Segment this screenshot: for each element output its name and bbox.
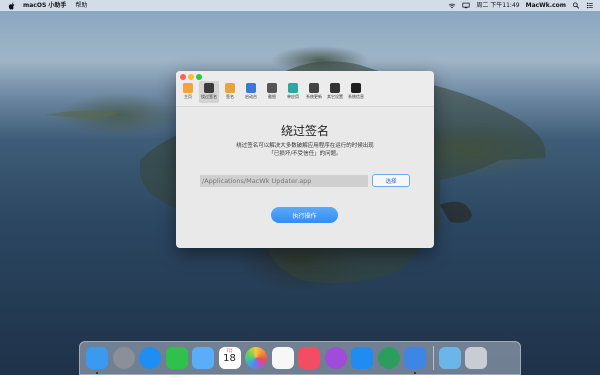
toolbar-item-terminal[interactable]: 系统信息 <box>346 81 366 103</box>
single-app-icon <box>288 83 298 93</box>
dock-separator <box>432 346 434 370</box>
app-path-field[interactable] <box>200 175 368 187</box>
toolbar-item-label: 签名 <box>226 94 234 99</box>
dock: 7月 18 <box>79 341 521 375</box>
running-indicator <box>96 372 98 374</box>
podcasts-icon[interactable] <box>324 347 347 369</box>
window-zoom-button[interactable] <box>196 74 202 80</box>
toolbar-item-sign[interactable]: 签名 <box>220 81 240 103</box>
reminders-icon[interactable] <box>271 347 294 369</box>
toolbar-item-label: 单应用 <box>287 94 299 99</box>
home-icon <box>183 83 193 93</box>
execute-button[interactable]: 执行操作 <box>271 207 338 223</box>
calendar-day: 18 <box>223 353 236 364</box>
toolbar-item-label: 启动台 <box>245 94 257 99</box>
finder-icon[interactable] <box>86 347 108 374</box>
toolbar-item-settings[interactable]: 其它设置 <box>325 81 345 103</box>
toolbar-item-label: 系统信息 <box>348 94 364 99</box>
toolbar-item-home[interactable]: 主页 <box>178 81 198 103</box>
messages-icon[interactable] <box>192 347 214 369</box>
terminal-icon <box>351 83 361 93</box>
tool-icon[interactable] <box>377 347 400 369</box>
calendar-icon[interactable]: 7月 18 <box>218 347 241 369</box>
launchpad-icon[interactable] <box>112 347 135 369</box>
toolbar-item-single-app[interactable]: 单应用 <box>283 81 303 103</box>
window-minimize-button[interactable] <box>188 74 194 80</box>
macos-helper-icon[interactable] <box>404 347 426 374</box>
photos-icon[interactable] <box>245 347 267 369</box>
page-title: 绕过签名 <box>280 124 329 138</box>
toolbar-item-label: 截图 <box>268 94 276 99</box>
screenshot-icon <box>267 83 277 93</box>
sign-icon <box>225 83 235 93</box>
toolbar-item-label: 主页 <box>184 94 192 99</box>
launchpad-icon <box>246 83 256 93</box>
running-indicator <box>414 372 416 374</box>
choose-button[interactable]: 选择 <box>372 174 410 187</box>
toolbar-item-label: 系统更新 <box>306 94 322 99</box>
toolbar-item-pen[interactable]: 绕过签名 <box>199 81 219 103</box>
update-icon <box>309 83 319 93</box>
toolbar-item-label: 绕过签名 <box>201 94 217 99</box>
music-icon[interactable] <box>298 347 320 369</box>
settings-icon <box>330 83 340 93</box>
toolbar: 主页 绕过签名 签名 启动台 截图 单应用 系统更新 其它设置 系统信息 <box>178 81 367 103</box>
downloads-folder-icon[interactable] <box>438 347 461 369</box>
toolbar-item-update[interactable]: 系统更新 <box>304 81 324 103</box>
app-window: 主页 绕过签名 签名 启动台 截图 单应用 系统更新 其它设置 系统信息 绕过签名 绕过签名可以… <box>176 71 434 248</box>
toolbar-item-screenshot[interactable]: 截图 <box>262 81 282 103</box>
page-description: 绕过签名可以解决大多数破解应用程序在运行的时候出现 「已损坏/不受信任」的问题。 <box>176 142 434 158</box>
toolbar-item-label: 其它设置 <box>327 94 343 99</box>
toolbar-item-launchpad[interactable]: 启动台 <box>241 81 261 103</box>
main-content: 绕过签名 绕过签名可以解决大多数破解应用程序在运行的时候出现 「已损坏/不受信任… <box>176 107 434 248</box>
window-titlebar[interactable]: 主页 绕过签名 签名 启动台 截图 单应用 系统更新 其它设置 系统信息 <box>176 71 434 107</box>
window-close-button[interactable] <box>180 74 186 80</box>
trash-icon[interactable] <box>465 347 487 369</box>
app-store-icon[interactable] <box>351 347 373 369</box>
description-line-1: 绕过签名可以解决大多数破解应用程序在运行的时候出现 <box>236 143 374 149</box>
facetime-icon[interactable] <box>165 347 188 369</box>
pen-icon <box>204 83 214 93</box>
description-line-2: 「已损坏/不受信任」的问题。 <box>268 151 342 157</box>
safari-icon[interactable] <box>139 347 161 369</box>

____

### TASK DIRECTIONS
From the records above, copy every line that contains the string "terminal".

### OUTPUT BELOW
toolbar-item-terminal[interactable]: 系统信息 <box>346 81 366 103</box>
terminal-icon <box>351 83 361 93</box>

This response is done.